◆ Task statement
Repeat the listing exactly as given, omitting every image.

** START Supplied data **

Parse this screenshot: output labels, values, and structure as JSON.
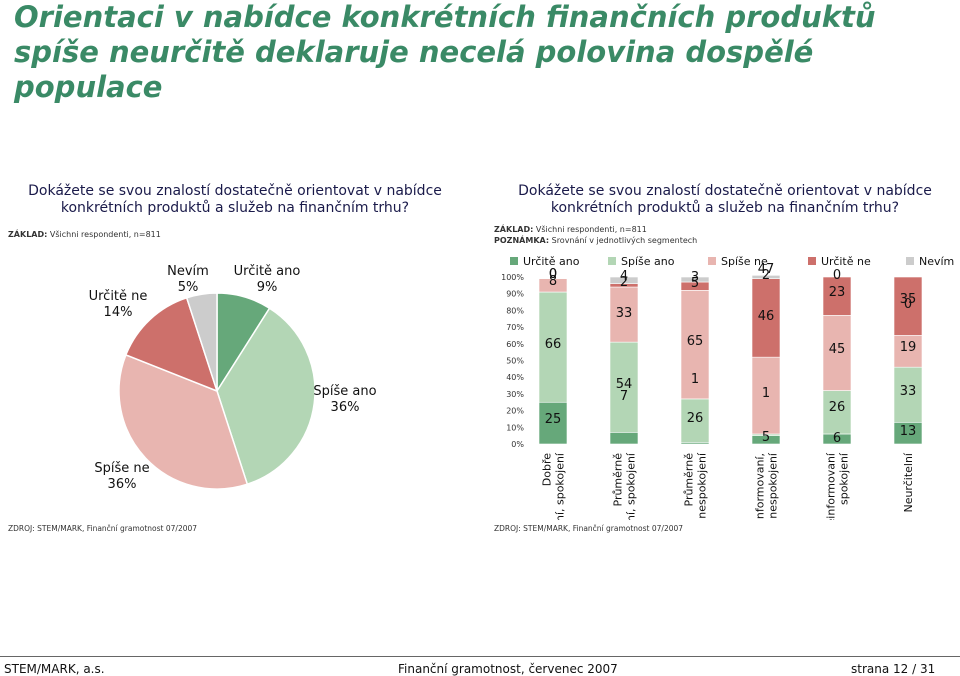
{
  "title": "Orientaci v nabídce konkrétních finančních produktů spíše neurčitě deklaruje necelá polovina dospělé populace",
  "left": {
    "question": "Dokážete se svou znalostí dostatečně orientovat v nabídce konkrétních produktů a služeb na finančním trhu?",
    "base_label": "ZÁKLAD:",
    "base_text": "Všichni respondenti, n=811",
    "source": "ZDROJ: STEM/MARK, Finanční gramotnost 07/2007"
  },
  "right": {
    "question": "Dokážete se svou znalostí dostatečně orientovat v nabídce konkrétních produktů a služeb na finančním trhu?",
    "base_label": "ZÁKLAD:",
    "base_text": "Všichni respondenti, n=811",
    "note_label": "POZNÁMKA:",
    "note_text": "Srovnání v jednotlivých segmentech",
    "source": "ZDROJ: STEM/MARK, Finanční gramotnost 07/2007"
  },
  "footer": {
    "org": "STEM/MARK, a.s.",
    "report": "Finanční gramotnost, červenec 2007",
    "page": "strana 12 / 31"
  },
  "colors": {
    "title": "#3a8a66",
    "urcite_ano": "#66a87a",
    "spise_ano": "#b3d6b5",
    "spise_ne": "#e8b5b0",
    "urcite_ne": "#cd706b",
    "nevim": "#cccccc"
  },
  "chart_data": [
    {
      "type": "pie",
      "categories": [
        "Určitě ano",
        "Spíše ano",
        "Spíše ne",
        "Určitě ne",
        "Nevím"
      ],
      "values": [
        9,
        36,
        36,
        14,
        5
      ],
      "labels": [
        "9%",
        "36%",
        "36%",
        "14%",
        "5%"
      ]
    },
    {
      "type": "bar",
      "stacked": true,
      "orientation": "vertical",
      "categories": [
        "Dobře informovaní, spokojení",
        "Průměrně informovaní, spokojení",
        "Průměrně informovaní, nespokojení",
        "Neinformovaní, nespokojení",
        "Neinformovaní spokojení",
        "Neurčitelní"
      ],
      "series": [
        {
          "name": "Určitě ano",
          "values": [
            25,
            7,
            1,
            5,
            6,
            13
          ]
        },
        {
          "name": "Spíše ano",
          "values": [
            66,
            54,
            26,
            1,
            26,
            33
          ]
        },
        {
          "name": "Spíše ne",
          "values": [
            8,
            33,
            65,
            46,
            45,
            19
          ]
        },
        {
          "name": "Určitě ne",
          "values": [
            0,
            2,
            5,
            47,
            23,
            35
          ]
        },
        {
          "name": "Nevím",
          "values": [
            0,
            4,
            3,
            2,
            0,
            0
          ]
        }
      ],
      "y_ticks": [
        "0%",
        "10%",
        "20%",
        "30%",
        "40%",
        "50%",
        "60%",
        "70%",
        "80%",
        "90%",
        "100%"
      ],
      "ylim": [
        0,
        100
      ],
      "legend": "top"
    }
  ]
}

** END Supplied data **

◆ Reply to the task
Parse this screenshot: output labels, values, and structure as JSON.
{
  "title": "Orientaci v nabídce konkrétních finančních produktů spíše neurčitě deklaruje necelá polovina dospělé populace",
  "left": {
    "question": "Dokážete se svou znalostí dostatečně orientovat v nabídce konkrétních produktů a služeb na finančním trhu?",
    "base_label": "ZÁKLAD:",
    "base_text": "Všichni respondenti, n=811",
    "source": "ZDROJ: STEM/MARK, Finanční gramotnost 07/2007"
  },
  "right": {
    "question": "Dokážete se svou znalostí dostatečně orientovat v nabídce konkrétních produktů a služeb na finančním trhu?",
    "base_label": "ZÁKLAD:",
    "base_text": "Všichni respondenti, n=811",
    "note_label": "POZNÁMKA:",
    "note_text": "Srovnání v jednotlivých segmentech",
    "source": "ZDROJ: STEM/MARK, Finanční gramotnost 07/2007"
  },
  "footer": {
    "org": "STEM/MARK, a.s.",
    "report": "Finanční gramotnost, červenec 2007",
    "page": "strana 12 / 31"
  },
  "colors": {
    "title": "#3a8a66",
    "urcite_ano": "#66a87a",
    "spise_ano": "#b3d6b5",
    "spise_ne": "#e8b5b0",
    "urcite_ne": "#cd706b",
    "nevim": "#cccccc"
  },
  "chart_data": [
    {
      "type": "pie",
      "categories": [
        "Určitě ano",
        "Spíše ano",
        "Spíše ne",
        "Určitě ne",
        "Nevím"
      ],
      "values": [
        9,
        36,
        36,
        14,
        5
      ],
      "labels": [
        "9%",
        "36%",
        "36%",
        "14%",
        "5%"
      ]
    },
    {
      "type": "bar",
      "stacked": true,
      "orientation": "vertical",
      "categories": [
        "Dobře informovaní, spokojení",
        "Průměrně informovaní, spokojení",
        "Průměrně informovaní, nespokojení",
        "Neinformovaní, nespokojení",
        "Neinformovaní spokojení",
        "Neurčitelní"
      ],
      "series": [
        {
          "name": "Určitě ano",
          "values": [
            25,
            7,
            1,
            5,
            6,
            13
          ]
        },
        {
          "name": "Spíše ano",
          "values": [
            66,
            54,
            26,
            1,
            26,
            33
          ]
        },
        {
          "name": "Spíše ne",
          "values": [
            8,
            33,
            65,
            46,
            45,
            19
          ]
        },
        {
          "name": "Určitě ne",
          "values": [
            0,
            2,
            5,
            47,
            23,
            35
          ]
        },
        {
          "name": "Nevím",
          "values": [
            0,
            4,
            3,
            2,
            0,
            0
          ]
        }
      ],
      "y_ticks": [
        "0%",
        "10%",
        "20%",
        "30%",
        "40%",
        "50%",
        "60%",
        "70%",
        "80%",
        "90%",
        "100%"
      ],
      "ylim": [
        0,
        100
      ],
      "legend": "top"
    }
  ]
}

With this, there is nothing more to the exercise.